+++ TESTO IN ESAME

Esiste solo un piccolo numero di sostanze medicamentose che fanno eccezione per quanto riguarda i loro effetti primari. Essi hanno la singolare proprietà di produrre come effetto primario, se usate con moderazione, un aumento artificiale del normale stato di salute, una specie di esaltazione alla vita e sensazioni quasi esclusivamente piacevoli; anche gli effetti secondari sgradevoli sono poco rilevanti per un soggetto che gode di buona salute e conduce un genere di vita conforme alla natura. A questa classe poco numerosa di sostanze medicinali appartiene anche il caffè, i cui effetti tanto piacevoli quanto spiacevoli, sono ancora molto poco conosciuti, per quanto possa sembrare strana una affermazione del genere.
L'uso improprio che si fa di questa sostanza a tutte le ore del giorno, le differenti qualità e quantità che si prendono, l'età e la costituzione di coloro che ne fanno uso, rendono molto difficile una valutazione esatta dei suoi effetti, come un disco che ruota rapidamente e, benché sopra siano stati tracciati caratteri con chiarezza, tutto si confonde e si fa illeggibile anche agli occhi più per-spicaci. [...]
[...] il senso palliativo di benessere che il caffè trasmette per alcune ore fino alle fibre più sottili, è rimpiazzato al momento del-l'azione secondaria da una estrema propensione per le sensazioni dolorose, propensione che aumenta tanto più, quanto è lungo e più frequente si sia bevuto il caffè, quanto maggiore sia stato questo ultimo e maggiore la sua quantità. Anche la minima causa (cosa che non accade all'uomo sano, non abituato al caffè) può provocare alla bevitrice di caffè un'emicrania; spesso anche frequenti dolori ai denti, quasi insopportabili, che sopraggiungono soprattutto la notte, accompagnati dal rossore al volto e gonfiore delle guance; a volte anche da strappi e sensazioni taglienti in diverse parti del corpo, ora a un lato del viso, ora a uno dell'altro arto... L'ansia e le vampate di calore sono il tormento quotidiano dei bevitori di caffè e l'emicrania nervosa gli appartiene più che a altri.

++++++

#### [ELENCO DELLE CONSEGNE]
A – Stampa la parte del brano sul caffè compresa tra "Esiste solo un" e "affermazione del genere.", estremi inclusi.
B – Scrivi il seguito del brano sul caffè a partire dalla sua ultima frase.
Le righe non hanno alcun ruolo in queste consegne.

+++ DATI IN INGRESSO

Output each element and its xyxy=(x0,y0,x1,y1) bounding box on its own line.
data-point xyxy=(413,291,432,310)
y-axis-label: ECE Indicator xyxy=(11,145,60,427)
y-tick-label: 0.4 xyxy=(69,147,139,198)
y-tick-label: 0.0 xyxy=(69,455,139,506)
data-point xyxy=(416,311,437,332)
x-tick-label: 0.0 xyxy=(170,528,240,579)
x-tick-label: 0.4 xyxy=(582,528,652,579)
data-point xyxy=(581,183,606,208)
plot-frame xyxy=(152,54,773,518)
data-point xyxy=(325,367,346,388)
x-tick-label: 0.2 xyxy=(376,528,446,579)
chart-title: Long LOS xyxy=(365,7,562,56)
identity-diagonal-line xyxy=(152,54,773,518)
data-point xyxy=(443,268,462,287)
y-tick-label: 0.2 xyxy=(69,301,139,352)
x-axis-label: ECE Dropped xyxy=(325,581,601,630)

++++++

#### [RISULTATI PER CONSEGNA]
A –
Esiste solo un piccolo numero di sostanze medicamentose che fanno eccezione per quanto riguarda i loro effetti primari. Essi hanno la singolare proprietà di produrre come effetto primario, se usate con moderazione, un aumento artificiale del normale stato di salute, una specie di esaltazione alla vita e sensazioni quasi esclusivamente piacevoli; anche gli effetti secondari sgradevoli sono poco rilevanti per un soggetto che gode di buona salute e conduce un genere di vita conforme alla natura. A questa classe poco numerosa di sostanze medicinali appartiene anche il caffè, i cui effetti tanto piacevoli quanto spiacevoli, sono ancora molto poco conosciuti, per quanto possa sembrare strana una affermazione del genere.

B –
Nota 13
Questa emicrania non va confusa con quella di cui si è parlato prima che si manifesta solo in determinate occasioni: dopo aver riempito eccessivamente lo stomaco, o dopo un raffreddore, e, di norma, si manifesta improvvisamente e a qualsiasi ora del giorno. L'emicrania di cui si parla sopraggiunge la mattina dopo essersi svegliati e aumenta a poco a poco. Il dolore è quasi intollerabile e molte volte cocente; i tegumenti esteriori della testa sono molto sensibili e il minimo contatto causa dolore. Il corpo e lo spirito sembrano dotati di un'eccessiva irritabilità. I malati che ne sono affetti cercano luoghi isolati e scuri per evitare la luce del giorno, chiudono gli occhi e rimangono seduti in posizione obliqua in divano o in poltrona. Il minimo rumore e il più piccolo movimento accrescono i dolori. I malati evitano di parlare e di sentire parlare. Il corpo pur senza brividi è più freddo del solito; soprattutto le mani e i piedi. Tutto li ripugna, principalmente gli alimenti e le bevande perché le nausee continue impediscono di prendere qualsiasi cosa.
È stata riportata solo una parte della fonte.